= Aim of the task =
The complete listing should be transcribed precisely.

= Records provided =
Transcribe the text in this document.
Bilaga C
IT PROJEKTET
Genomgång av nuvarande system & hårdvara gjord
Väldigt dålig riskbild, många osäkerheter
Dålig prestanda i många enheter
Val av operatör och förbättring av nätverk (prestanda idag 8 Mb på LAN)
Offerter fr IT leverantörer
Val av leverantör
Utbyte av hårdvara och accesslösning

= Expected output =
Transcribe the text in this document.
Bilaga C
IT PROJEKTET
Genomgång av nuvarande system & hårdvara gjord
Väldigt dålig riskbild, många osäkerheter
Dålig prestanda i många enheter
Val av operatör och förbättring av nätverk (prestanda idag 8 Mb på LAN)
Offerter fr IT leverantörer
Val av leverantör
Utbyte av hårdvara och accesslösning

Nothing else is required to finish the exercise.